##### Raw data #####

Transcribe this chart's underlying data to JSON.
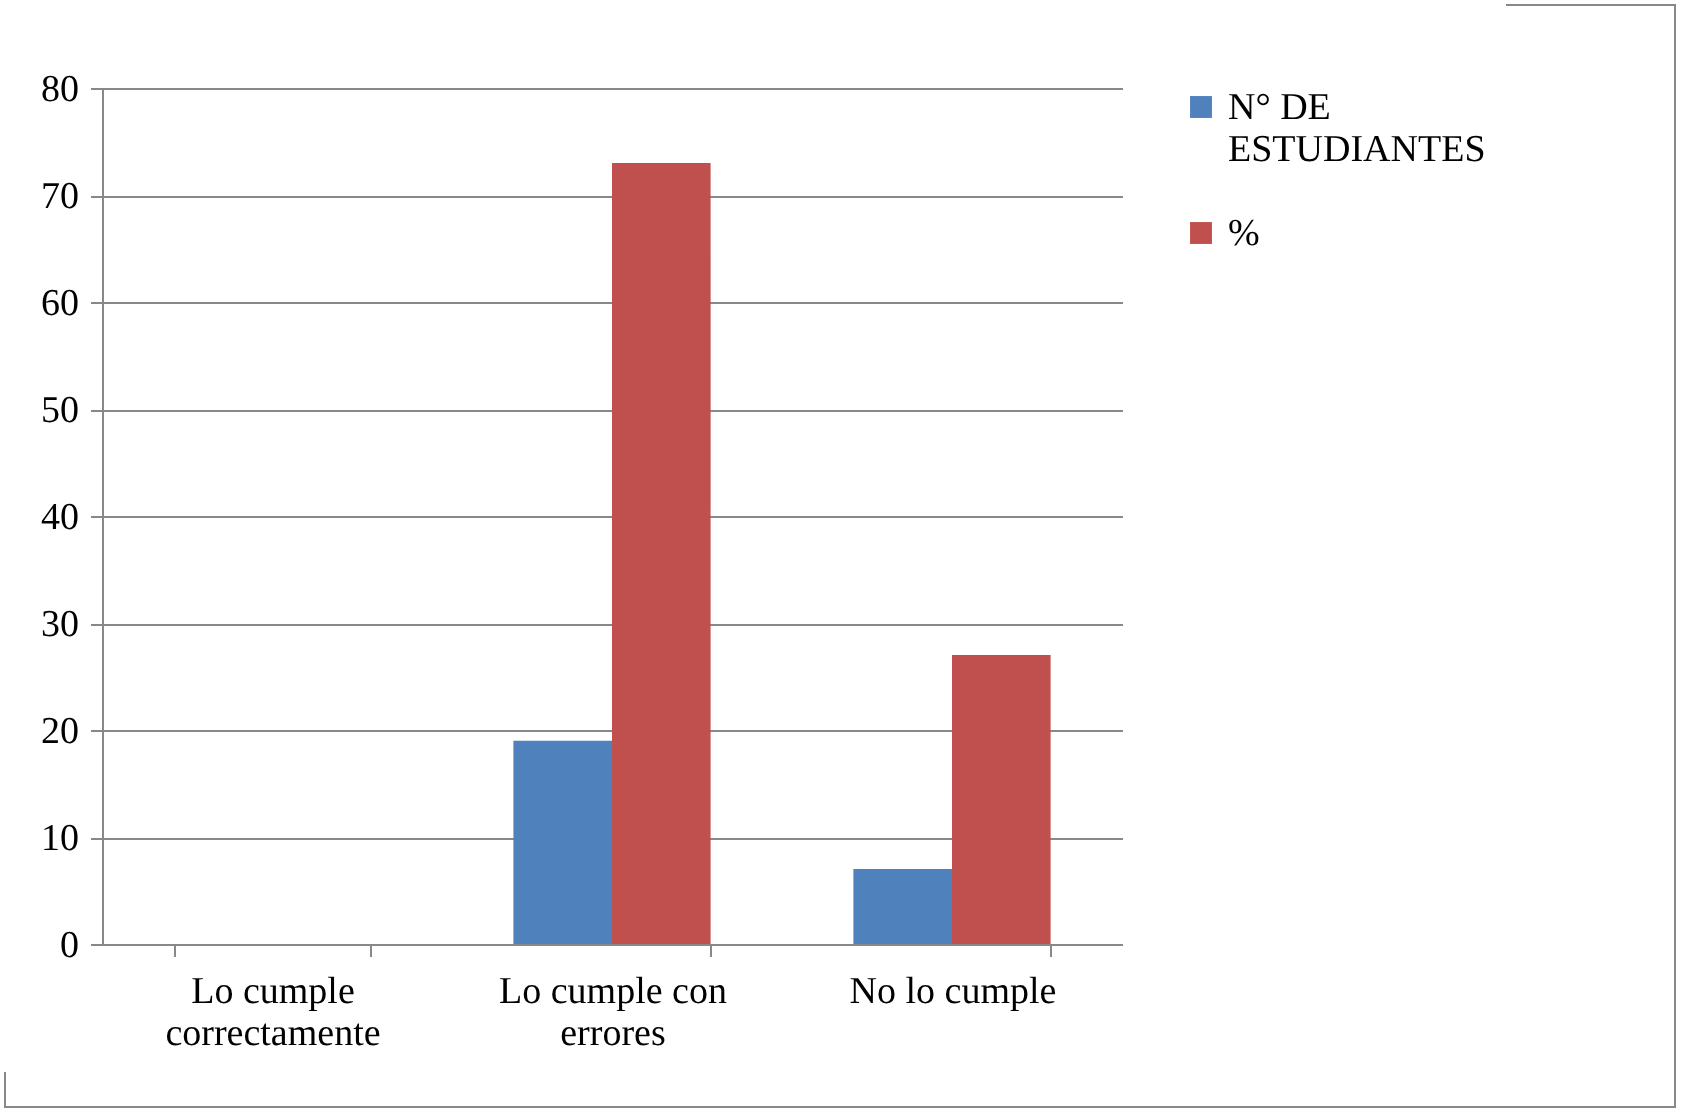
{
  "chart_data": {
    "type": "bar",
    "categories": [
      "Lo cumple correctamente",
      "Lo cumple con errores",
      "No lo cumple"
    ],
    "series": [
      {
        "name": "N° DE ESTUDIANTES",
        "color": "#4f81bd",
        "values": [
          0,
          19,
          7
        ]
      },
      {
        "name": "%",
        "color": "#c0504d",
        "values": [
          0,
          73,
          27
        ]
      }
    ],
    "ylim": [
      0,
      80
    ],
    "yticks": [
      0,
      10,
      20,
      30,
      40,
      50,
      60,
      70,
      80
    ],
    "grid": "y",
    "legend": "right"
  }
}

#####

__Exercise requirements__. Pick out all lines containing the string "cumple".

__Solution__.
      "Lo cumple correctamente",
      "Lo cumple con errores",
      "No lo cumple"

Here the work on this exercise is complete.